--- Source extract ---
From an epistemological perspective, this is gibberish. Just because we do not know the reason why something happens doesn't mean it doesn't happen nor is it stopped from happening.
The rest delves into solipsism which is an odd place to start from to prove the existence of an alternate lifeform. In solipsism, your own existence is suspect.
Humans value things that are hard to replace. (This is a first-order approximation)
Abortions are okay because fetuses only take 1 person nine months to make, and it's their decision whether to keep it.
Infanticide is not okay because a healthy baby is difficult to replace, and also lots of people might like to adopt it, and if it's breathing on its own then the maintenance cost is as low as it can get.
Software like LLMs can be abused because it costs nothing to roll them back and clone them endlessly.
Pets are hard to replace because you can't replace the interpersonal bond between a pet and their keeper. They fall somewhere high above computers and a little below children on this scale.
Pigs, cows, and chickens, commonly called "livestock" are bred and slaughtered in mass (most of our farmland is for growing their feed) because they all look the same to us and aren't commonly kept as pets. Kind people are disgusted when they think of raising rabbits or dogs for food. Thoughtful people look at all this and decide not to eat any animal product at all.
Under this model, everything makes perfect sense. Did I miss anything? /engineering_hubris
On r/AskPhysics you'll see people post AI-made crank theories every day. I assume there have been even more, as the mods constantly remove AI posts. So why would I let AI teach me physics?
AI is best at things you already know, or at least used to know. Like you know a foreign dish but you forget the exact name, or an idiom on the tip of your tongue.
--- Material supplied ---
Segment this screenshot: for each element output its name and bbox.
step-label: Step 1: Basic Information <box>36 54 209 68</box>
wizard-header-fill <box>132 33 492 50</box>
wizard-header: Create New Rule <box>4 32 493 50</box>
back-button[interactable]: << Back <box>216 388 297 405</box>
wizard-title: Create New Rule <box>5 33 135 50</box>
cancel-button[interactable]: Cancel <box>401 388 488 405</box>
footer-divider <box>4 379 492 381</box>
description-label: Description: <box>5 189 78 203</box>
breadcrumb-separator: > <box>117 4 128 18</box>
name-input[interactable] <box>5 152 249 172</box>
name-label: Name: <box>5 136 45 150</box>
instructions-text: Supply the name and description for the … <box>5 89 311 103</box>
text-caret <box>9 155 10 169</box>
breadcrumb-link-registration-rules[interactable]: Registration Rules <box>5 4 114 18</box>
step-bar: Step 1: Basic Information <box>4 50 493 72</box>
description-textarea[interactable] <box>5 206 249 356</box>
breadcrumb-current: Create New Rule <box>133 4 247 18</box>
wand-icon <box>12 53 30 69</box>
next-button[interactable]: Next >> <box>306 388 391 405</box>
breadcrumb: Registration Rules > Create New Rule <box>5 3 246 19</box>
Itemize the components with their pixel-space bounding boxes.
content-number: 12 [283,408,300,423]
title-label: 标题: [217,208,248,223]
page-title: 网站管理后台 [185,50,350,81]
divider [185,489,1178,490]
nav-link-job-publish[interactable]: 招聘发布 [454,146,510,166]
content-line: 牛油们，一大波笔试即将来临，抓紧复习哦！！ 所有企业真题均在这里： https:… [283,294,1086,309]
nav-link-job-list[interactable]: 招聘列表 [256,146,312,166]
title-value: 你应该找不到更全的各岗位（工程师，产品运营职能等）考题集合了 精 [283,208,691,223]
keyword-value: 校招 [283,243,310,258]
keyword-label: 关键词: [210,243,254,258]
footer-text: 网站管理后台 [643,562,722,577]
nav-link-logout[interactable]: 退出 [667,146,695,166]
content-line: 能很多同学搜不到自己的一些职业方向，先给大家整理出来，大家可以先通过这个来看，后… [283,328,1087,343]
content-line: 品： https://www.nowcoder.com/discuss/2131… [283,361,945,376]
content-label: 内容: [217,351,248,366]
---
Activities:
[1] Update the stretch of the commentary passage from "The rest delves" through "a first-order approximation)", changing "solipsism" to "skepticism" everywhere it occurs.
[2] Answer these questions from the commentary passage:
(a) Between which two things does the commentary passage place pets on its scale?
(b) On which forum does the writer say people post AI-made crank theories every day?
(c) According to the commentary passage, why can software like LLMs be abused?
[3] Pick up the commentary passage about human values and AI where it stops, and continue it.

Expected outputs:
[1]
The rest delves into skepticism which is an odd place to start from to prove the existence of an alternate lifeform. In skepticism, your own existence is suspect.
Humans value things that are hard to replace. (This is a first-order approximation)

[2]
(a) Pets fall somewhere high above computers and a little below children.
(b) r/AskPhysics.
(c) Because it costs nothing to roll them back and clone them endlessly.

[3]
There are no "digital gods" only the super-powered autocorrect people call "ai". They can't make new stuff. They can't solve novel problems no human has solved before, though they _can_, with the correct setup, brute-force solutions to understandable problems by throwing everything at it until something sticks.
They don't learn. They don't teach. They are not the deities that are presented here. This article is fantasy, projected from real circumstances, by an over-active imagination.
A chat log that takes me 2 hours to produce, I can read in 5 minutes. There's no world in which that's efficient pedagogy, even disregarding ChatGPT's truthfulness issues.
Doesn't have quite the same ring as a lament
Geniuses? Come on. Let's talk when a LLM is central to a new development in HEP or math. I mean central, like a paradigm shift kind of thing, directly from the AI. A quantum gravity theory, a brand new branch of math, a new approach to a unsolved conjecture, whatever. That's what geniuses do. Not repeating what you can already read in a book! This kind of thing says more about people's ignorance and how impressionable they are than the actual capabilities of the tech. If you think that AI text and image generation _creativity_ can be translated to hard things like math, oh boy.